- **Exercise instructions**
Extract all data as written.

- **Dataset entries**

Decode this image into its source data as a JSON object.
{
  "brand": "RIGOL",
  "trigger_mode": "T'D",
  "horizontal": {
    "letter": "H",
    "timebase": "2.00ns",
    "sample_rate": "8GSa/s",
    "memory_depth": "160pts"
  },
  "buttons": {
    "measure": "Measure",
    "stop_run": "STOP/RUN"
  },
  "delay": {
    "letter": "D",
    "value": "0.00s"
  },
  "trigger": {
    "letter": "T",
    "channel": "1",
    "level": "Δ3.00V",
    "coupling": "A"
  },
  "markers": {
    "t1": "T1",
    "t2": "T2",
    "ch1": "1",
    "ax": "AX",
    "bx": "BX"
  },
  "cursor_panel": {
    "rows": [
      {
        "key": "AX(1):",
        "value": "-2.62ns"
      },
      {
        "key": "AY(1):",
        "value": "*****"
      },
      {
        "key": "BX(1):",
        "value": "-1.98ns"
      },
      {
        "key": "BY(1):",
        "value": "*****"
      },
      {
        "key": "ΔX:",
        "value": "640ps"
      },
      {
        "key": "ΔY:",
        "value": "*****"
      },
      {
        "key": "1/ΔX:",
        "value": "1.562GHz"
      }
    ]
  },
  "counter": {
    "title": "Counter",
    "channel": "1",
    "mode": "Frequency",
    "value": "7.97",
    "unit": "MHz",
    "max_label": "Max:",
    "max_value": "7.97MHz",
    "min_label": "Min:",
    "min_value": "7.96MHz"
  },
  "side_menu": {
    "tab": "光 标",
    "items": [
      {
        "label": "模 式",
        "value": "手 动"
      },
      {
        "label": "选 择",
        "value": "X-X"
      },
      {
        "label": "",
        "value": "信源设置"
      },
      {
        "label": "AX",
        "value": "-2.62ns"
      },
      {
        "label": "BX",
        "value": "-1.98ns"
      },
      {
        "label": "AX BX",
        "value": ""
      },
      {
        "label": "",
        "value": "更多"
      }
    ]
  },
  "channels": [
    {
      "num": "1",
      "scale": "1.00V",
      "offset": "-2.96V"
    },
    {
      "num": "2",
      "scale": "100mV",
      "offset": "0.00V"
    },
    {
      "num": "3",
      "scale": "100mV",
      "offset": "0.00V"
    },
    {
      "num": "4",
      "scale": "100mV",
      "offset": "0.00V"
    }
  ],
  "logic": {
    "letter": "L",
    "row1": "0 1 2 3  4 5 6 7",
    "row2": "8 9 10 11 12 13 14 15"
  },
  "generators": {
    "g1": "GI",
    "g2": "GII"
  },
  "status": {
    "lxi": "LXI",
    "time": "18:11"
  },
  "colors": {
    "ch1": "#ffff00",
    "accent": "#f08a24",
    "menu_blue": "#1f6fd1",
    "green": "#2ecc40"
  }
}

- **Result of this task**
Decode this image into its source data as a JSON object.
{
  "brand": "RIGOL",
  "trigger_mode": "T'D",
  "horizontal": {
    "letter": "H",
    "timebase": "2.00ns",
    "sample_rate": "8GSa/s",
    "memory_depth": "160pts"
  },
  "buttons": {
    "measure": "Measure",
    "stop_run": "STOP/RUN"
  },
  "delay": {
    "letter": "D",
    "value": "0.00s"
  },
  "trigger": {
    "letter": "T",
    "channel": "1",
    "level": "Δ3.00V",
    "coupling": "A"
  },
  "markers": {
    "t1": "T1",
    "t2": "T2",
    "ch1": "1",
    "ax": "AX",
    "bx": "BX"
  },
  "cursor_panel": {
    "rows": [
      {
        "key": "AX(1):",
        "value": "-2.62ns"
      },
      {
        "key": "AY(1):",
        "value": "*****"
      },
      {
        "key": "BX(1):",
        "value": "-1.98ns"
      },
      {
        "key": "BY(1):",
        "value": "*****"
      },
      {
        "key": "ΔX:",
        "value": "640ps"
      },
      {
        "key": "ΔY:",
        "value": "*****"
      },
      {
        "key": "1/ΔX:",
        "value": "1.562GHz"
      }
    ]
  },
  "counter": {
    "title": "Counter",
    "channel": "1",
    "mode": "Frequency",
    "value": "7.97",
    "unit": "MHz",
    "max_label": "Max:",
    "max_value": "7.97MHz",
    "min_label": "Min:",
    "min_value": "7.96MHz"
  },
  "side_menu": {
    "tab": "光 标",
    "items": [
      {
        "label": "模 式",
        "value": "手 动"
      },
      {
        "label": "选 择",
        "value": "X-X"
      },
      {
        "label": "",
        "value": "信源设置"
      },
      {
        "label": "AX",
        "value": "-2.62ns"
      },
      {
        "label": "BX",
        "value": "-1.98ns"
      },
      {
        "label": "AX BX",
        "value": ""
      },
      {
        "label": "",
        "value": "更多"
      }
    ]
  },
  "channels": [
    {
      "num": "1",
      "scale": "1.00V",
      "offset": "-2.96V"
    },
    {
      "num": "2",
      "scale": "100mV",
      "offset": "0.00V"
    },
    {
      "num": "3",
      "scale": "100mV",
      "offset": "0.00V"
    },
    {
      "num": "4",
      "scale": "100mV",
      "offset": "0.00V"
    }
  ],
  "logic": {
    "letter": "L",
    "row1": "0 1 2 3  4 5 6 7",
    "row2": "8 9 10 11 12 13 14 15"
  },
  "generators": {
    "g1": "GI",
    "g2": "GII"
  },
  "status": {
    "lxi": "LXI",
    "time": "18:11"
  },
  "colors": {
    "ch1": "#ffff00",
    "accent": "#f08a24",
    "menu_blue": "#1f6fd1",
    "green": "#2ecc40"
  }
}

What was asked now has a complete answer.